> **Aim**
Show only lines that include "corticioides".

Dataset items:
"""

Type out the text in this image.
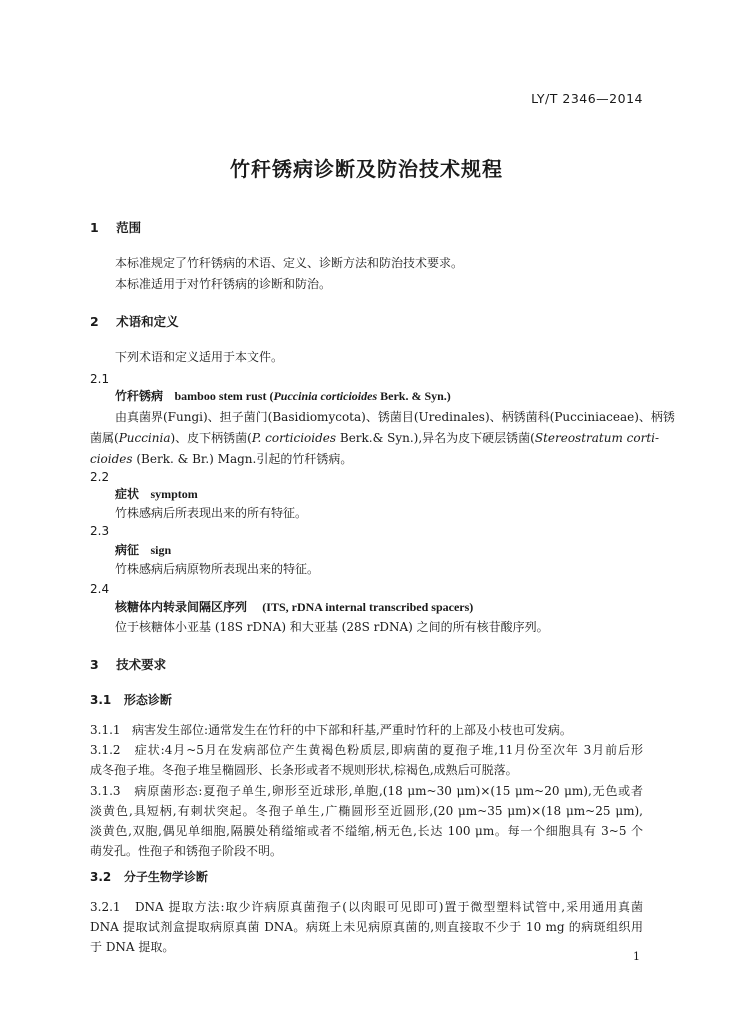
LY/T 2346—2014
竹秆锈病诊断及防治技术规程
1 范围
本标准规定了竹秆锈病的术语、定义、诊断方法和防治技术要求。
本标准适用于对竹秆锈病的诊断和防治。
2 术语和定义
下列术语和定义适用于本文件。
2.1
竹秆锈病 bamboo stem rust (Puccinia corticioides Berk. & Syn.)
由真菌界(Fungi)、担子菌门(Basidiomycota)、锈菌目(Uredinales)、柄锈菌科(Pucciniaceae)、柄锈
菌属(Puccinia)、皮下柄锈菌(P. corticioides Berk.& Syn.),异名为皮下硬层锈菌(Stereostratum corti-
cioides (Berk. & Br.) Magn.引起的竹秆锈病。
2.2
症状 symptom
竹株感病后所表现出来的所有特征。
2.3
病征 sign
竹株感病后病原物所表现出来的特征。
2.4
核糖体内转录间隔区序列 (ITS, rDNA internal transcribed spacers)
位于核糖体小亚基 (18S rDNA) 和大亚基 (28S rDNA) 之间的所有核苷酸序列。
3 技术要求
3.1 形态诊断
3.1.1 病害发生部位:通常发生在竹秆的中下部和秆基,严重时竹秆的上部及小枝也可发病。
3.1.2 症状:4月~5月在发病部位产生黄褐色粉质层,即病菌的夏孢子堆,11月份至次年 3月前后形
成冬孢子堆。冬孢子堆呈椭圆形、长条形或者不规则形状,棕褐色,成熟后可脱落。
3.1.3 病原菌形态:夏孢子单生,卵形至近球形,单胞,(18 μm~30 μm)×(15 μm~20 μm),无色或者
淡黄色,具短柄,有刺状突起。冬孢子单生,广椭圆形至近圆形,(20 μm~35 μm)×(18 μm~25 μm),
淡黄色,双胞,偶见单细胞,隔膜处稍缢缩或者不缢缩,柄无色,长达 100 μm。每一个细胞具有 3~5 个
萌发孔。性孢子和锈孢子阶段不明。
3.2 分子生物学诊断
3.2.1 DNA 提取方法:取少许病原真菌孢子(以肉眼可见即可)置于微型塑料试管中,采用通用真菌
DNA 提取试剂盒提取病原真菌 DNA。病斑上未见病原真菌的,则直接取不少于 10 mg 的病斑组织用
于 DNA 提取。
1
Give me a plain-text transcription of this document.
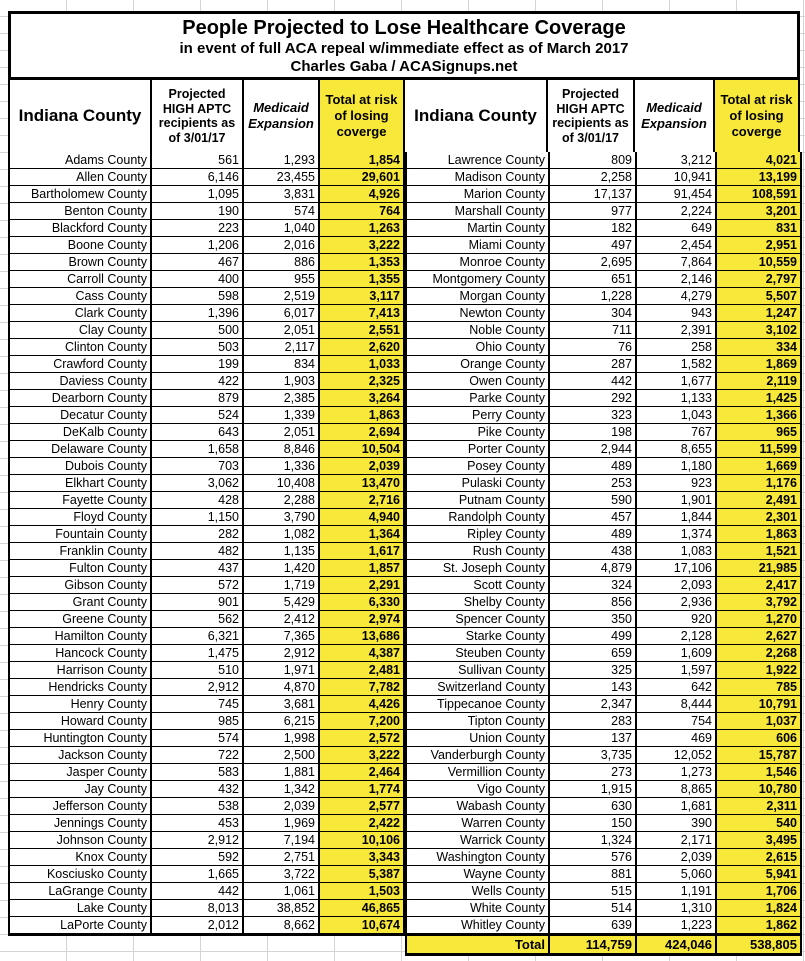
People Projected to Lose Healthcare Coverage
in event of full ACA repeal w/immediate effect as of March 2017
Charles Gaba / ACASignups.net
Indiana County
Projected HIGH APTC recipients as of 3/01/17
Medicaid Expansion
Total at risk of losing coverge
Indiana County
Projected HIGH APTC recipients as of 3/01/17
Medicaid Expansion
Total at risk of losing coverge
Adams County	561	1,293	1,854
Allen County	6,146	23,455	29,601
Bartholomew County	1,095	3,831	4,926
Benton County	190	574	764
Blackford County	223	1,040	1,263
Boone County	1,206	2,016	3,222
Brown County	467	886	1,353
Carroll County	400	955	1,355
Cass County	598	2,519	3,117
Clark County	1,396	6,017	7,413
Clay County	500	2,051	2,551
Clinton County	503	2,117	2,620
Crawford County	199	834	1,033
Daviess County	422	1,903	2,325
Dearborn County	879	2,385	3,264
Decatur County	524	1,339	1,863
DeKalb County	643	2,051	2,694
Delaware County	1,658	8,846	10,504
Dubois County	703	1,336	2,039
Elkhart County	3,062	10,408	13,470
Fayette County	428	2,288	2,716
Floyd County	1,150	3,790	4,940
Fountain County	282	1,082	1,364
Franklin County	482	1,135	1,617
Fulton County	437	1,420	1,857
Gibson County	572	1,719	2,291
Grant County	901	5,429	6,330
Greene County	562	2,412	2,974
Hamilton County	6,321	7,365	13,686
Hancock County	1,475	2,912	4,387
Harrison County	510	1,971	2,481
Hendricks County	2,912	4,870	7,782
Henry County	745	3,681	4,426
Howard County	985	6,215	7,200
Huntington County	574	1,998	2,572
Jackson County	722	2,500	3,222
Jasper County	583	1,881	2,464
Jay County	432	1,342	1,774
Jefferson County	538	2,039	2,577
Jennings County	453	1,969	2,422
Johnson County	2,912	7,194	10,106
Knox County	592	2,751	3,343
Kosciusko County	1,665	3,722	5,387
LaGrange County	442	1,061	1,503
Lake County	8,013	38,852	46,865
LaPorte County	2,012	8,662	10,674
Lawrence County	809	3,212	4,021
Madison County	2,258	10,941	13,199
Marion County	17,137	91,454	108,591
Marshall County	977	2,224	3,201
Martin County	182	649	831
Miami County	497	2,454	2,951
Monroe County	2,695	7,864	10,559
Montgomery County	651	2,146	2,797
Morgan County	1,228	4,279	5,507
Newton County	304	943	1,247
Noble County	711	2,391	3,102
Ohio County	76	258	334
Orange County	287	1,582	1,869
Owen County	442	1,677	2,119
Parke County	292	1,133	1,425
Perry County	323	1,043	1,366
Pike County	198	767	965
Porter County	2,944	8,655	11,599
Posey County	489	1,180	1,669
Pulaski County	253	923	1,176
Putnam County	590	1,901	2,491
Randolph County	457	1,844	2,301
Ripley County	489	1,374	1,863
Rush County	438	1,083	1,521
St. Joseph County	4,879	17,106	21,985
Scott County	324	2,093	2,417
Shelby County	856	2,936	3,792
Spencer County	350	920	1,270
Starke County	499	2,128	2,627
Steuben County	659	1,609	2,268
Sullivan County	325	1,597	1,922
Switzerland County	143	642	785
Tippecanoe County	2,347	8,444	10,791
Tipton County	283	754	1,037
Union County	137	469	606
Vanderburgh County	3,735	12,052	15,787
Vermillion County	273	1,273	1,546
Vigo County	1,915	8,865	10,780
Wabash County	630	1,681	2,311
Warren County	150	390	540
Warrick County	1,324	2,171	3,495
Washington County	576	2,039	2,615
Wayne County	881	5,060	5,941
Wells County	515	1,191	1,706
White County	514	1,310	1,824
Whitley County	639	1,223	1,862
Total	114,759	424,046	538,805
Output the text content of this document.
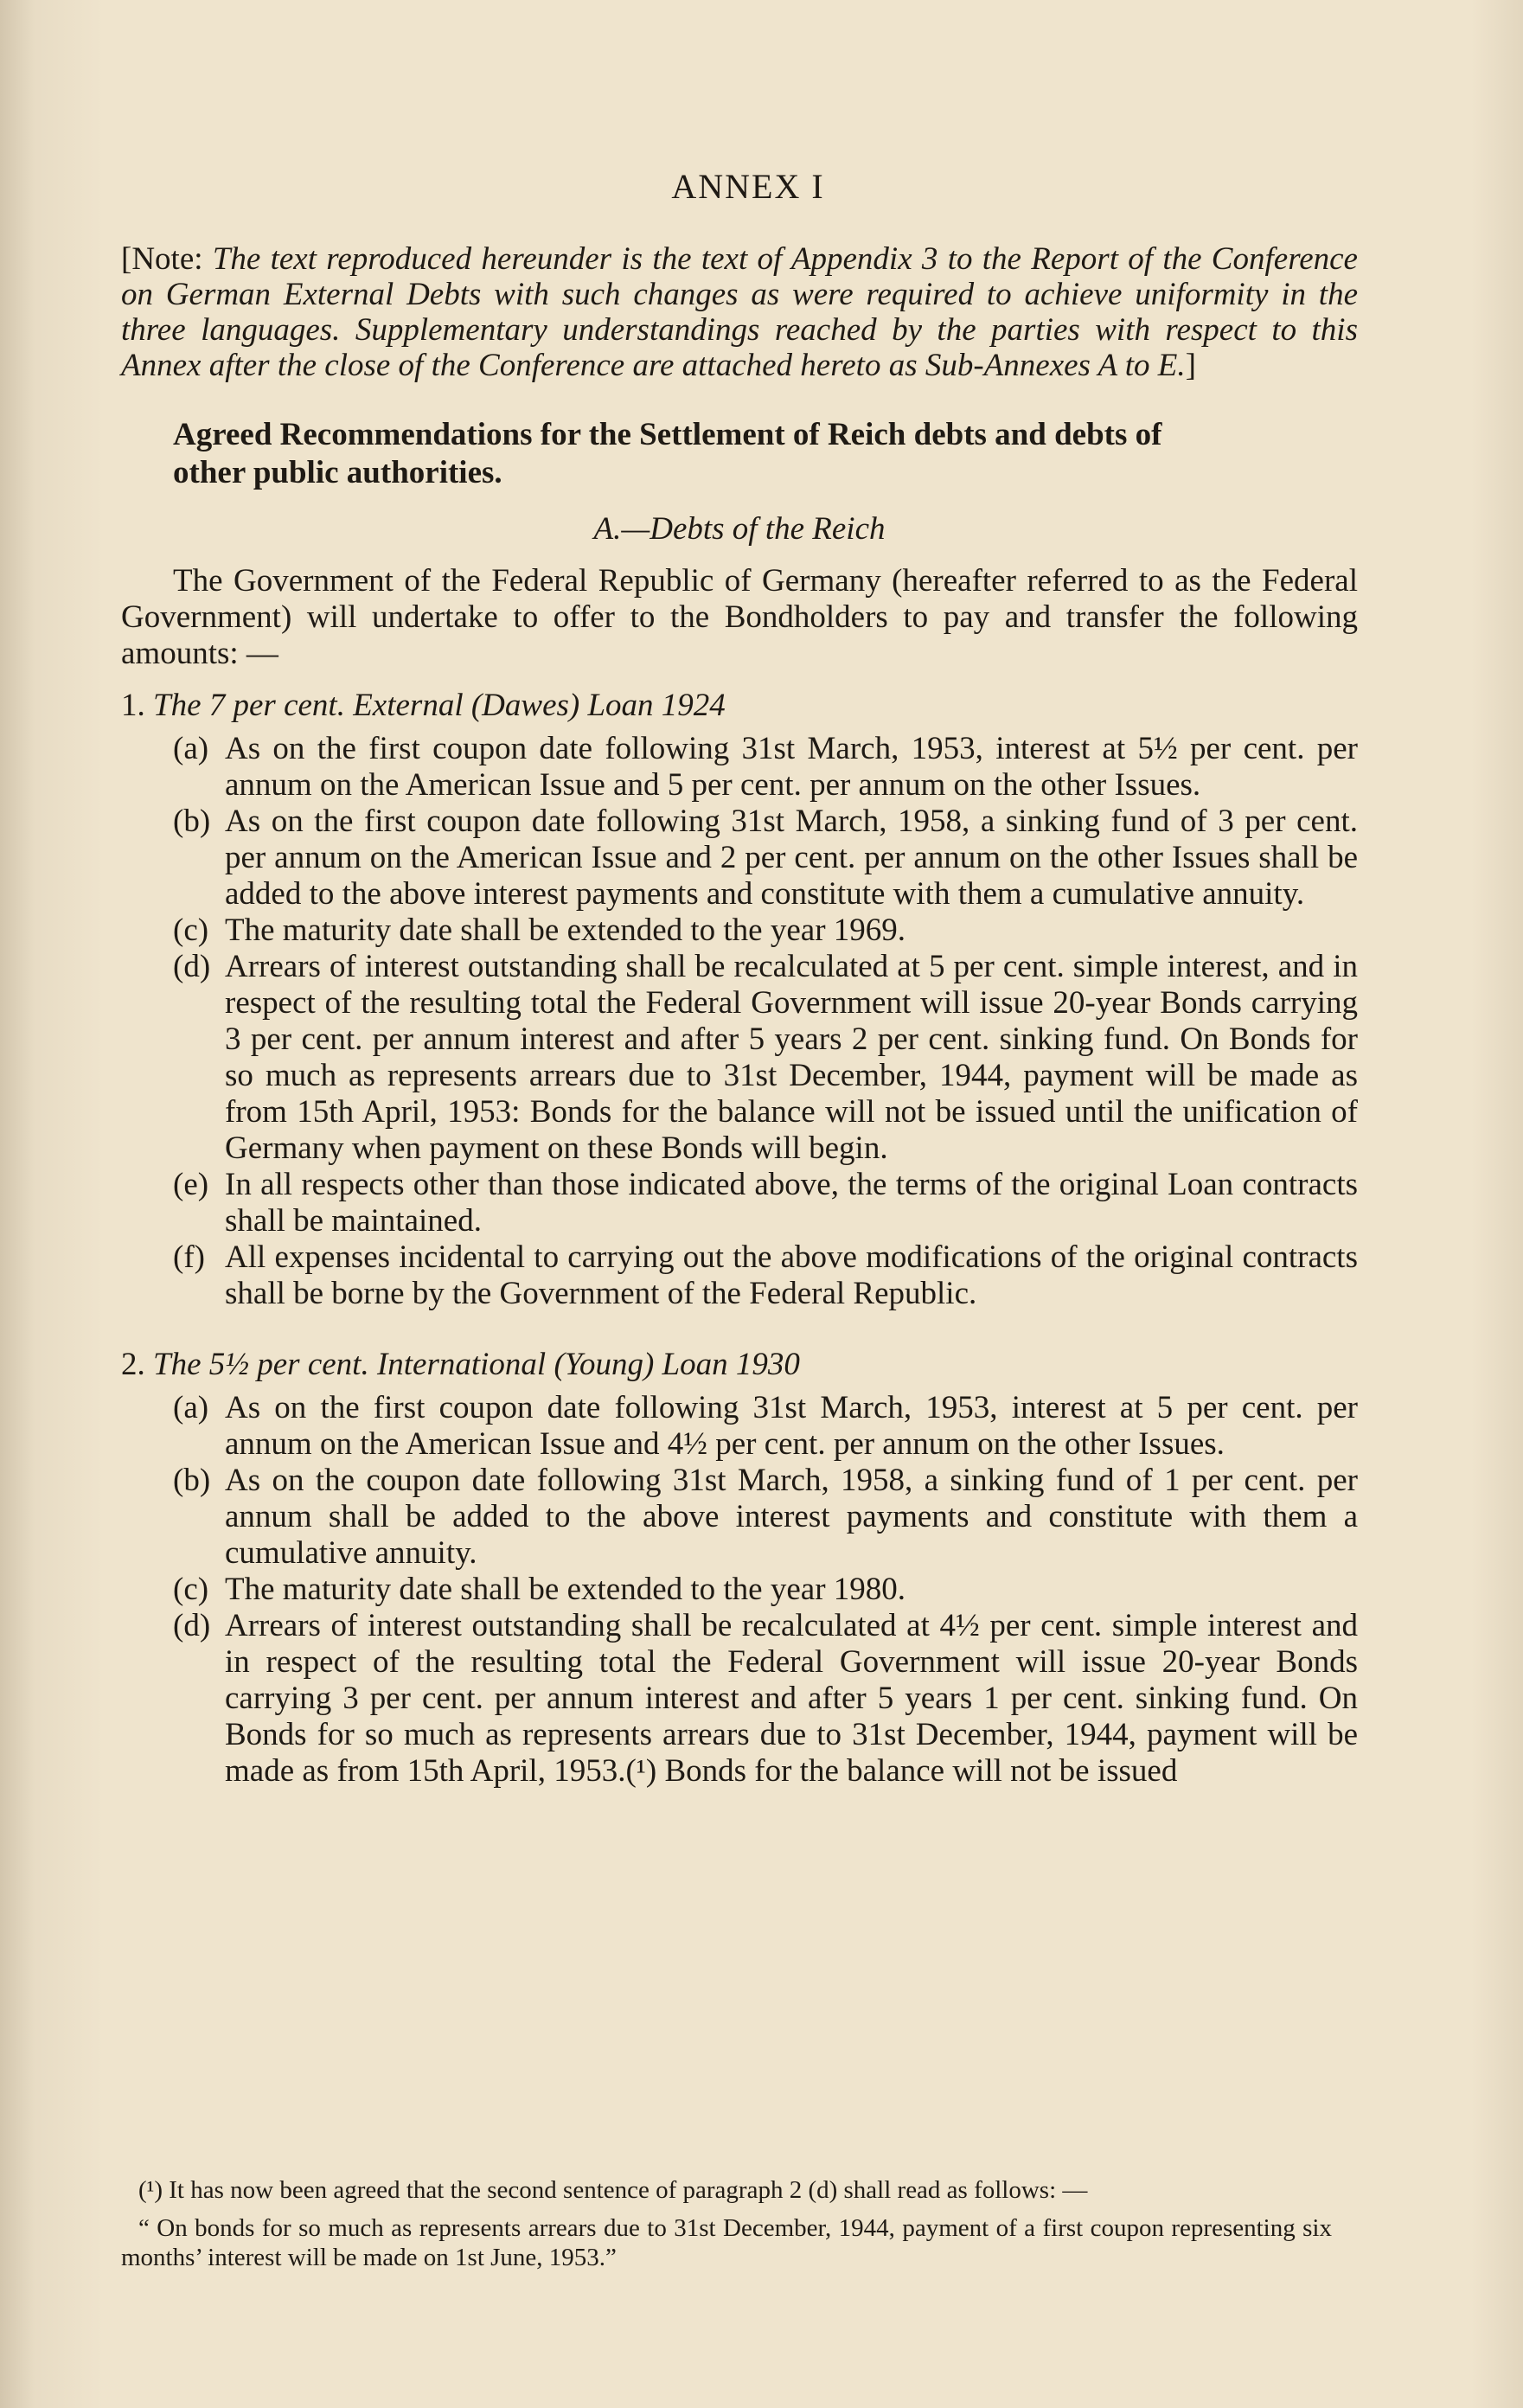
ANNEX I

[Note: The text reproduced hereunder is the text of Appendix 3 to the Report of the Conference on German External Debts with such changes as were required to achieve uniformity in the three languages. Supplementary understandings reached by the parties with respect to this Annex after the close of the Conference are attached hereto as Sub-Annexes A to E.]

Agreed Recommendations for the Settlement of Reich debts and debts of
other public authorities.
A.—Debts of the Reich

The Government of the Federal Republic of Germany (hereafter referred to as the Federal Government) will undertake to offer to the Bondholders to pay and transfer the following amounts: —

1. The 7 per cent. External (Dawes) Loan 1924
(a) As on the first coupon date following 31st March, 1953, interest at 5½ per cent. per annum on the American Issue and 5 per cent. per annum on the other Issues.
(b) As on the first coupon date following 31st March, 1958, a sinking fund of 3 per cent. per annum on the American Issue and 2 per cent. per annum on the other Issues shall be added to the above interest payments and constitute with them a cumulative annuity.
(c) The maturity date shall be extended to the year 1969.
(d) Arrears of interest outstanding shall be recalculated at 5 per cent. simple interest, and in respect of the resulting total the Federal Government will issue 20-year Bonds carrying 3 per cent. per annum interest and after 5 years 2 per cent. sinking fund. On Bonds for so much as represents arrears due to 31st December, 1944, payment will be made as from 15th April, 1953: Bonds for the balance will not be issued until the unification of Germany when payment on these Bonds will begin.
(e) In all respects other than those indicated above, the terms of the original Loan contracts shall be maintained.
(f) All expenses incidental to carrying out the above modifications of the original contracts shall be borne by the Government of the Federal Republic.
2. The 5½ per cent. International (Young) Loan 1930
(a) As on the first coupon date following 31st March, 1953, interest at 5 per cent. per annum on the American Issue and 4½ per cent. per annum on the other Issues.
(b) As on the coupon date following 31st March, 1958, a sinking fund of 1 per cent. per annum shall be added to the above interest payments and constitute with them a cumulative annuity.
(c) The maturity date shall be extended to the year 1980.
(d) Arrears of interest outstanding shall be recalculated at 4½ per cent. simple interest and in respect of the resulting total the Federal Government will issue 20-year Bonds carrying 3 per cent. per annum interest and after 5 years 1 per cent. sinking fund. On Bonds for so much as represents arrears due to 31st December, 1944, payment will be made as from 15th April, 1953.(¹) Bonds for the balance will not be issued

(¹) It has now been agreed that the second sentence of paragraph 2 (d) shall read as follows: —

“ On bonds for so much as represents arrears due to 31st December, 1944, payment of a first coupon representing six months’ interest will be made on 1st June, 1953.”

"""

> **Final result**
竹秆锈病 bamboo stem rust (Puccinia corticioides Berk. & Syn.)
菌属(Puccinia)、皮下柄锈菌(P. corticioides Berk.& Syn.),异名为皮下硬层锈菌(Stereostratum corti-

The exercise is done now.